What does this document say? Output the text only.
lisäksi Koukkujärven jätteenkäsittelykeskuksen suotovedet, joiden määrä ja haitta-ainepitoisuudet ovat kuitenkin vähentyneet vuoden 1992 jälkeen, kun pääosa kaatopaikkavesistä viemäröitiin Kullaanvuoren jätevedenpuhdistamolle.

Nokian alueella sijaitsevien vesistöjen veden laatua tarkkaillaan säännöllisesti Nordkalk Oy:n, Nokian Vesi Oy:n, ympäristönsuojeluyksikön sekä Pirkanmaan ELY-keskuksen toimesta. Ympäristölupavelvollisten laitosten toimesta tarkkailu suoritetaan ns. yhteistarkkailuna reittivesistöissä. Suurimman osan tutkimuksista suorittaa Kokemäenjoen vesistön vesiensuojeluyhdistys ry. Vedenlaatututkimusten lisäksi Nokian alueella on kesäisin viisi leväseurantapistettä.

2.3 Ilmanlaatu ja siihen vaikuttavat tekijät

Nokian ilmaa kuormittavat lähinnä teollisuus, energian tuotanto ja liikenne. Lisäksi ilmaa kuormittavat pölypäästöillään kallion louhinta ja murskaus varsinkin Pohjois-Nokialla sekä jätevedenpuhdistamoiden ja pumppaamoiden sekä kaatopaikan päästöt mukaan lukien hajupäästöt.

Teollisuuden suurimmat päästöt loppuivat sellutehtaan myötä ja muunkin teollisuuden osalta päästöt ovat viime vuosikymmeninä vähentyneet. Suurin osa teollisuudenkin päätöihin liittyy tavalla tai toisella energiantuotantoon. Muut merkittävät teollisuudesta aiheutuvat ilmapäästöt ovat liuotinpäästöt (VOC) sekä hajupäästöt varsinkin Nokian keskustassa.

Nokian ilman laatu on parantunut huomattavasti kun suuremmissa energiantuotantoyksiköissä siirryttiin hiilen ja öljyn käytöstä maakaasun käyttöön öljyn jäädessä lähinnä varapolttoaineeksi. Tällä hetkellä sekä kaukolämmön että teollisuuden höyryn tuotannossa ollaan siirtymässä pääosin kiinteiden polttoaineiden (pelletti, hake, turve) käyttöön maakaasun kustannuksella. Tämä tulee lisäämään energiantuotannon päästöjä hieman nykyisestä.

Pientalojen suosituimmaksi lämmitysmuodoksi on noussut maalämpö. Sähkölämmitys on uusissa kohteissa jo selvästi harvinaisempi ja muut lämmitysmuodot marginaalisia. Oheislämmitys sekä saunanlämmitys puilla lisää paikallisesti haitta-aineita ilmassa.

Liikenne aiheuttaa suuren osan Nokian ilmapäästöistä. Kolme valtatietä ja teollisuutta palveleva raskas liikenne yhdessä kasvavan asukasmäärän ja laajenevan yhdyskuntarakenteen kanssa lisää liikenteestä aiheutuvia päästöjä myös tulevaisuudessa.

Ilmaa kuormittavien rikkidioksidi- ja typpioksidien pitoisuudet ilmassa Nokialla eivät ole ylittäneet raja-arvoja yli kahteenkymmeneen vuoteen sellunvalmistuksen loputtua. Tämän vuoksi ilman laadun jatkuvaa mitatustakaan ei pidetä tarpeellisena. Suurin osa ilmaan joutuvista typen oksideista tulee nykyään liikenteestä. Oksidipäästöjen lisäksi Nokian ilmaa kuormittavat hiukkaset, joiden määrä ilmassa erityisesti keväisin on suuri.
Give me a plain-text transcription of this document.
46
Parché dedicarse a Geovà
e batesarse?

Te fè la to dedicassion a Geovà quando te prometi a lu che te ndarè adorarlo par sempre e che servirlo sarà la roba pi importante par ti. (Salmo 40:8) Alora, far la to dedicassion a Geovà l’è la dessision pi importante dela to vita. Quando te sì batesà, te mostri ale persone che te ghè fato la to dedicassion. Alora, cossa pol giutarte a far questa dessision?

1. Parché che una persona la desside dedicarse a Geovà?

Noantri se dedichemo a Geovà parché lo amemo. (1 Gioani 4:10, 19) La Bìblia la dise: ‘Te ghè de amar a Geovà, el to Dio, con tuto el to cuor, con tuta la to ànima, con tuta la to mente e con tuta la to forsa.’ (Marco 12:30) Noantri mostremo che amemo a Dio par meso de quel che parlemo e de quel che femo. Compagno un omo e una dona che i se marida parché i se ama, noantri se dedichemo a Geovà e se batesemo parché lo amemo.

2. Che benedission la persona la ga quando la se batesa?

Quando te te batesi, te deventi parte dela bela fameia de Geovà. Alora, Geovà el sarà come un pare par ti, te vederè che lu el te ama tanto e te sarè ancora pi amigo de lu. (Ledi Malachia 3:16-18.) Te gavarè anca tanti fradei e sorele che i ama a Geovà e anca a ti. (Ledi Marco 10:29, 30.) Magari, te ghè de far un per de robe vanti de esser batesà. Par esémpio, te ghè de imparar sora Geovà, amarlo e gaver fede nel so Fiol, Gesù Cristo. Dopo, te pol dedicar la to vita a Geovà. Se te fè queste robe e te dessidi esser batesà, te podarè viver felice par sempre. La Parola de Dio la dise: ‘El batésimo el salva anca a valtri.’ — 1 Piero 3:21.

**Exercise description**
Take the material above and return all of it exactly.

**Problem solution**
What does this document say? Output the text only.
lisäksi Koukkujärven jätteenkäsittelykeskuksen suotovedet, joiden määrä ja haitta-ainepitoisuudet ovat kuitenkin vähentyneet vuoden 1992 jälkeen, kun pääosa kaatopaikkavesistä viemäröitiin Kullaanvuoren jätevedenpuhdistamolle.

Nokian alueella sijaitsevien vesistöjen veden laatua tarkkaillaan säännöllisesti Nordkalk Oy:n, Nokian Vesi Oy:n, ympäristönsuojeluyksikön sekä Pirkanmaan ELY-keskuksen toimesta. Ympäristölupavelvollisten laitosten toimesta tarkkailu suoritetaan ns. yhteistarkkailuna reittivesistöissä. Suurimman osan tutkimuksista suorittaa Kokemäenjoen vesistön vesiensuojeluyhdistys ry. Vedenlaatututkimusten lisäksi Nokian alueella on kesäisin viisi leväseurantapistettä.

2.3 Ilmanlaatu ja siihen vaikuttavat tekijät

Nokian ilmaa kuormittavat lähinnä teollisuus, energian tuotanto ja liikenne. Lisäksi ilmaa kuormittavat pölypäästöillään kallion louhinta ja murskaus varsinkin Pohjois-Nokialla sekä jätevedenpuhdistamoiden ja pumppaamoiden sekä kaatopaikan päästöt mukaan lukien hajupäästöt.

Teollisuuden suurimmat päästöt loppuivat sellutehtaan myötä ja muunkin teollisuuden osalta päästöt ovat viime vuosikymmeninä vähentyneet. Suurin osa teollisuudenkin päätöihin liittyy tavalla tai toisella energiantuotantoon. Muut merkittävät teollisuudesta aiheutuvat ilmapäästöt ovat liuotinpäästöt (VOC) sekä hajupäästöt varsinkin Nokian keskustassa.

Nokian ilman laatu on parantunut huomattavasti kun suuremmissa energiantuotantoyksiköissä siirryttiin hiilen ja öljyn käytöstä maakaasun käyttöön öljyn jäädessä lähinnä varapolttoaineeksi. Tällä hetkellä sekä kaukolämmön että teollisuuden höyryn tuotannossa ollaan siirtymässä pääosin kiinteiden polttoaineiden (pelletti, hake, turve) käyttöön maakaasun kustannuksella. Tämä tulee lisäämään energiantuotannon päästöjä hieman nykyisestä.

Pientalojen suosituimmaksi lämmitysmuodoksi on noussut maalämpö. Sähkölämmitys on uusissa kohteissa jo selvästi harvinaisempi ja muut lämmitysmuodot marginaalisia. Oheislämmitys sekä saunanlämmitys puilla lisää paikallisesti haitta-aineita ilmassa.

Liikenne aiheuttaa suuren osan Nokian ilmapäästöistä. Kolme valtatietä ja teollisuutta palveleva raskas liikenne yhdessä kasvavan asukasmäärän ja laajenevan yhdyskuntarakenteen kanssa lisää liikenteestä aiheutuvia päästöjä myös tulevaisuudessa.

Ilmaa kuormittavien rikkidioksidi- ja typpioksidien pitoisuudet ilmassa Nokialla eivät ole ylittäneet raja-arvoja yli kahteenkymmeneen vuoteen sellunvalmistuksen loputtua. Tämän vuoksi ilman laadun jatkuvaa mitatustakaan ei pidetä tarpeellisena. Suurin osa ilmaan joutuvista typen oksideista tulee nykyään liikenteestä. Oksidipäästöjen lisäksi Nokian ilmaa kuormittavat hiukkaset, joiden määrä ilmassa erityisesti keväisin on suuri.
Give me a plain-text transcription of this document.
46
Parché dedicarse a Geovà
e batesarse?

Te fè la to dedicassion a Geovà quando te prometi a lu che te ndarè adorarlo par sempre e che servirlo sarà la roba pi importante par ti. (Salmo 40:8) Alora, far la to dedicassion a Geovà l’è la dessision pi importante dela to vita. Quando te sì batesà, te mostri ale persone che te ghè fato la to dedicassion. Alora, cossa pol giutarte a far questa dessision?

1. Parché che una persona la desside dedicarse a Geovà?

Noantri se dedichemo a Geovà parché lo amemo. (1 Gioani 4:10, 19) La Bìblia la dise: ‘Te ghè de amar a Geovà, el to Dio, con tuto el to cuor, con tuta la to ànima, con tuta la to mente e con tuta la to forsa.’ (Marco 12:30) Noantri mostremo che amemo a Dio par meso de quel che parlemo e de quel che femo. Compagno un omo e una dona che i se marida parché i se ama, noantri se dedichemo a Geovà e se batesemo parché lo amemo.

2. Che benedission la persona la ga quando la se batesa?

Quando te te batesi, te deventi parte dela bela fameia de Geovà. Alora, Geovà el sarà come un pare par ti, te vederè che lu el te ama tanto e te sarè ancora pi amigo de lu. (Ledi Malachia 3:16-18.) Te gavarè anca tanti fradei e sorele che i ama a Geovà e anca a ti. (Ledi Marco 10:29, 30.) Magari, te ghè de far un per de robe vanti de esser batesà. Par esémpio, te ghè de imparar sora Geovà, amarlo e gaver fede nel so Fiol, Gesù Cristo. Dopo, te pol dedicar la to vita a Geovà. Se te fè queste robe e te dessidi esser batesà, te podarè viver felice par sempre. La Parola de Dio la dise: ‘El batésimo el salva anca a valtri.’ — 1 Piero 3:21.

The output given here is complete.